Your goal:
Could you pull every line of the material below out word for word, leaving any picture out of your answer?

Stored rows:
================
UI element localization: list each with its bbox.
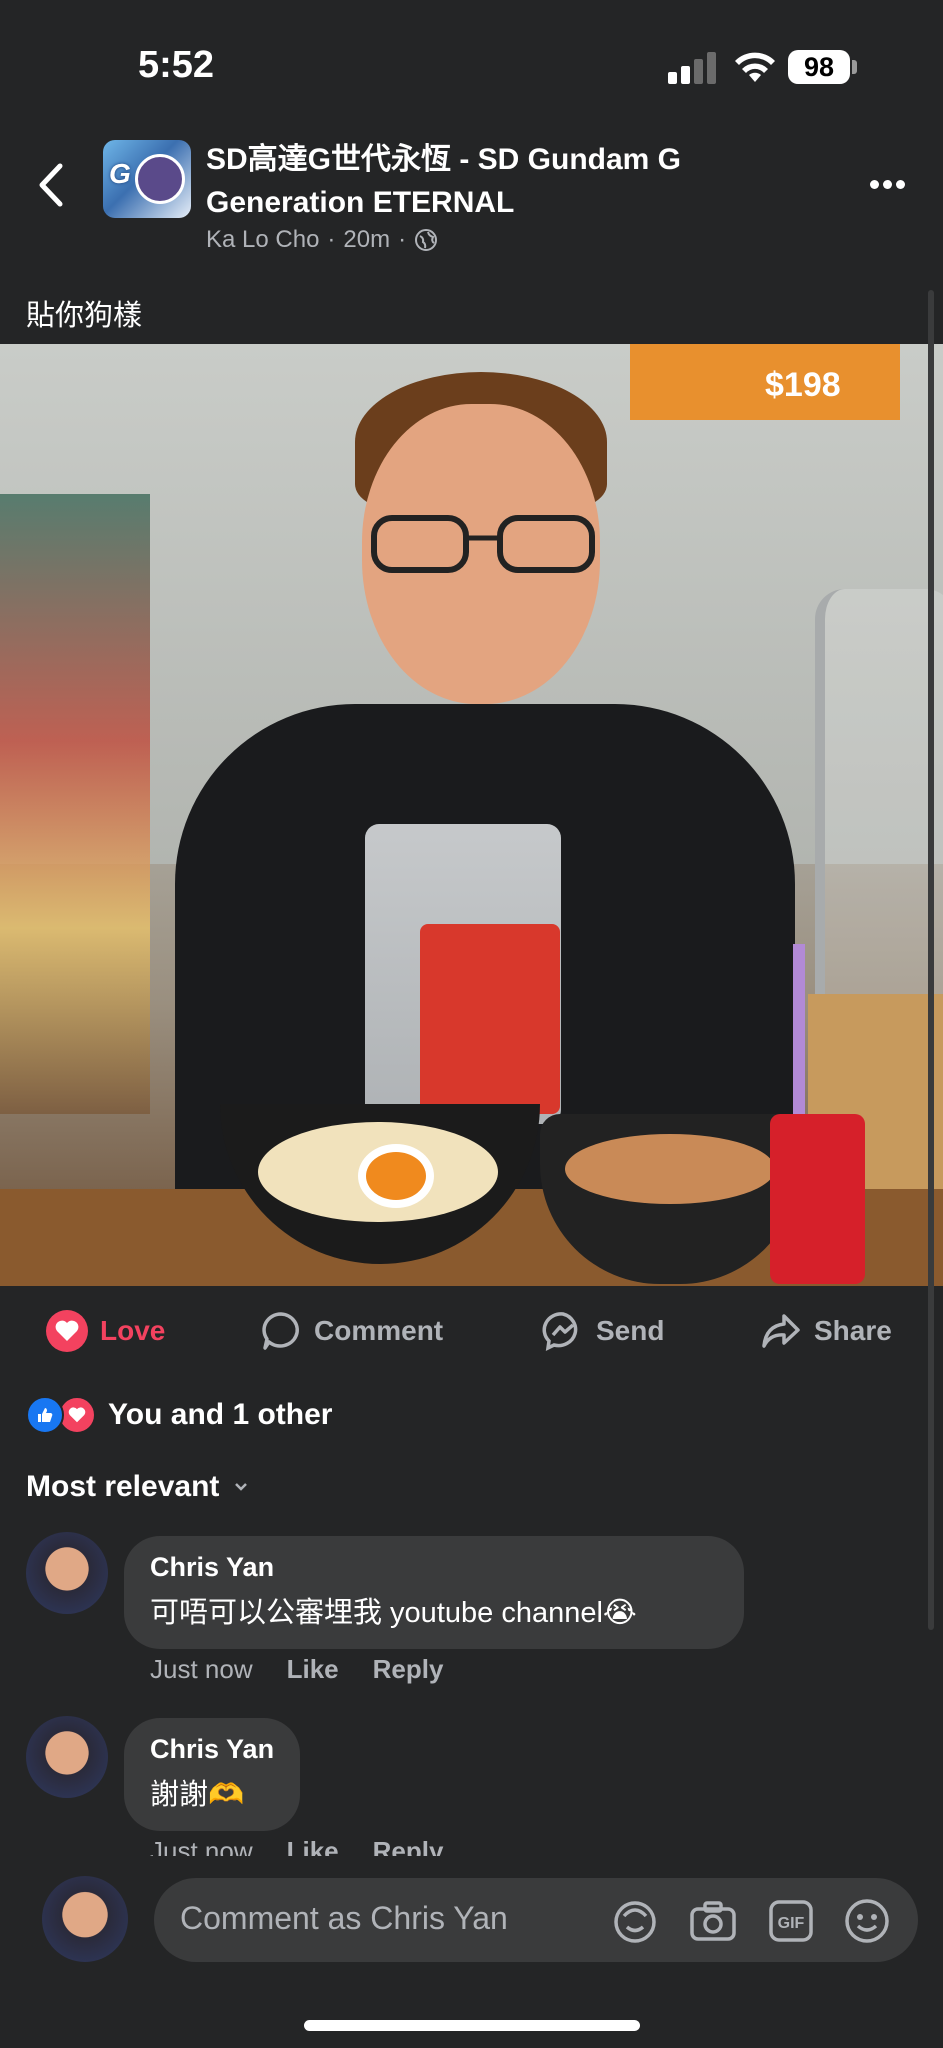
- comment-time: Just now: [150, 1654, 253, 1684]
- battery-nub: [852, 60, 857, 74]
- post-caption: 貼你狗樣: [26, 300, 143, 332]
- emoji-icon[interactable]: [842, 1896, 892, 1946]
- post-actions: Love Comment Send Share: [0, 1300, 943, 1360]
- share-icon: [762, 1314, 800, 1348]
- send-label: Send: [596, 1315, 665, 1346]
- comment-input-placeholder[interactable]: Comment as Chris Yan: [180, 1900, 508, 1937]
- comment-button[interactable]: Comment: [260, 1310, 443, 1352]
- my-avatar: [42, 1876, 128, 1962]
- back-chevron-icon[interactable]: [36, 160, 66, 210]
- wifi-icon: [735, 52, 775, 82]
- comment-author[interactable]: Chris Yan: [150, 1734, 274, 1765]
- share-button[interactable]: Share: [760, 1310, 892, 1352]
- reaction-text: You and 1 other: [108, 1398, 333, 1431]
- camera-icon[interactable]: [688, 1896, 738, 1946]
- comment-like-button[interactable]: Like: [287, 1654, 339, 1685]
- love-button[interactable]: Love: [46, 1310, 165, 1352]
- love-label: Love: [100, 1315, 166, 1346]
- post-age: 20m: [343, 226, 391, 253]
- avatar-sticker-icon[interactable]: [610, 1896, 660, 1946]
- comment-meta: Just now Like Reply: [150, 1654, 443, 1685]
- meta-separator: ·: [327, 226, 336, 253]
- comment-text: 謝謝🫶: [150, 1779, 245, 1811]
- battery-indicator: 98: [788, 50, 850, 84]
- signal-icon: [668, 52, 716, 84]
- group-logo-icon: G: [109, 158, 131, 189]
- comment-bubble[interactable]: Chris Yan 可唔可以公審埋我 youtube channel😭: [124, 1536, 744, 1649]
- mascot-icon: [135, 154, 185, 204]
- price-sign: $198: [765, 366, 841, 404]
- commenter-avatar[interactable]: [26, 1532, 108, 1614]
- love-icon: [46, 1310, 88, 1352]
- comment-reply-button[interactable]: Reply: [373, 1654, 444, 1685]
- reaction-summary[interactable]: You and 1 other: [26, 1396, 332, 1434]
- like-reaction-icon: [26, 1396, 64, 1434]
- more-dots-icon[interactable]: [870, 176, 912, 190]
- group-avatar[interactable]: G: [103, 140, 191, 218]
- group-title[interactable]: SD高達G世代永恆 - SD Gundam G Generation ETERN…: [206, 138, 766, 224]
- comment-author[interactable]: Chris Yan: [150, 1552, 718, 1583]
- post-meta: Ka Lo Cho · 20m ·: [206, 226, 438, 254]
- home-indicator[interactable]: [304, 2020, 640, 2031]
- post-photo[interactable]: $198: [0, 344, 943, 1286]
- author-name[interactable]: Ka Lo Cho: [206, 226, 319, 254]
- commenter-avatar[interactable]: [26, 1716, 108, 1798]
- status-time: 5:52: [138, 44, 215, 86]
- comment-bubble[interactable]: Chris Yan 謝謝🫶: [124, 1718, 301, 1831]
- gif-icon[interactable]: GIF: [766, 1896, 816, 1946]
- send-button[interactable]: Send: [542, 1310, 664, 1352]
- sort-label: Most relevant: [26, 1470, 220, 1503]
- messenger-icon: [542, 1312, 578, 1352]
- share-label: Share: [814, 1315, 892, 1346]
- comment-text: 可唔可以公審埋我 youtube channel😭: [150, 1597, 637, 1629]
- svg-text:GIF: GIF: [778, 1915, 805, 1932]
- comment-sort[interactable]: Most relevant: [26, 1470, 249, 1504]
- chevron-down-icon: [235, 1483, 248, 1491]
- comment-icon: [262, 1312, 299, 1350]
- comment-label: Comment: [314, 1315, 444, 1346]
- meta-separator-2: ·: [398, 226, 407, 253]
- scrollbar[interactable]: [928, 290, 934, 1630]
- globe-icon: [415, 229, 438, 251]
================
Answer to the exercise:
UI element localization: list each with its bbox.
- comment-time: Just now: [150, 1654, 253, 1684]
- battery-nub: [852, 60, 857, 74]
- post-caption: 貼你狗樣: [26, 300, 143, 332]
- emoji-icon[interactable]: [842, 1896, 892, 1946]
- post-actions: Love Comment Send Share: [0, 1300, 943, 1360]
- share-icon: [762, 1314, 800, 1348]
- send-label: Send: [596, 1315, 665, 1346]
- comment-input-placeholder[interactable]: Comment as Chris Yan: [180, 1900, 508, 1937]
- comment-button[interactable]: Comment: [260, 1310, 443, 1352]
- my-avatar: [42, 1876, 128, 1962]
- back-chevron-icon[interactable]: [36, 160, 66, 210]
- wifi-icon: [735, 52, 775, 82]
- comment-author[interactable]: Chris Yan: [150, 1734, 274, 1765]
- share-button[interactable]: Share: [760, 1310, 892, 1352]
- reaction-text: You and 1 other: [108, 1398, 333, 1431]
- camera-icon[interactable]: [688, 1896, 738, 1946]
- comment-like-button[interactable]: Like: [287, 1654, 339, 1685]
- love-button[interactable]: Love: [46, 1310, 165, 1352]
- love-label: Love: [100, 1315, 166, 1346]
- post-age: 20m: [343, 226, 391, 253]
- avatar-sticker-icon[interactable]: [610, 1896, 660, 1946]
- comment-meta: Just now Like Reply: [150, 1654, 443, 1685]
- meta-separator: ·: [327, 226, 336, 253]
- comment-text: 謝謝🫶: [150, 1779, 245, 1811]
- battery-indicator: 98: [788, 50, 850, 84]
- signal-icon: [668, 52, 716, 84]
- group-logo-icon: G: [109, 158, 131, 189]
- comment-bubble[interactable]: Chris Yan 可唔可以公審埋我 youtube channel😭: [124, 1536, 744, 1649]
- mascot-icon: [135, 154, 185, 204]
- price-sign: $198: [765, 366, 841, 404]
- commenter-avatar[interactable]: [26, 1532, 108, 1614]
- love-icon: [46, 1310, 88, 1352]
- comment-reply-button[interactable]: Reply: [373, 1654, 444, 1685]
- reaction-summary[interactable]: You and 1 other: [26, 1396, 332, 1434]
- like-reaction-icon: [26, 1396, 64, 1434]
- more-dots-icon[interactable]: [870, 176, 912, 190]
- group-avatar[interactable]: G: [103, 140, 191, 218]
- group-title[interactable]: SD高達G世代永恆 - SD Gundam G Generation ETERN…: [206, 138, 766, 224]
- comment-author[interactable]: Chris Yan: [150, 1552, 718, 1583]
- post-meta: Ka Lo Cho · 20m ·: [206, 226, 438, 254]
- home-indicator[interactable]: [304, 2020, 640, 2031]
- post-photo[interactable]: $198: [0, 344, 943, 1286]
- author-name[interactable]: Ka Lo Cho: [206, 226, 319, 254]
- commenter-avatar[interactable]: [26, 1716, 108, 1798]
- status-time: 5:52: [138, 44, 215, 86]
- comment-bubble[interactable]: Chris Yan 謝謝🫶: [124, 1718, 301, 1831]
- gif-icon[interactable]: GIF: [766, 1896, 816, 1946]
- send-button[interactable]: Send: [542, 1310, 664, 1352]
- sort-label: Most relevant: [26, 1470, 220, 1503]
- messenger-icon: [542, 1312, 578, 1352]
- share-label: Share: [814, 1315, 892, 1346]
- comment-text: 可唔可以公審埋我 youtube channel😭: [150, 1597, 637, 1629]
- svg-text:GIF: GIF: [778, 1915, 805, 1932]
- comment-sort[interactable]: Most relevant: [26, 1470, 249, 1504]
- chevron-down-icon: [235, 1483, 248, 1491]
- comment-icon: [262, 1312, 299, 1350]
- comment-label: Comment: [314, 1315, 444, 1346]
- meta-separator-2: ·: [398, 226, 407, 253]
- scrollbar[interactable]: [928, 290, 934, 1630]
- globe-icon: [415, 229, 438, 251]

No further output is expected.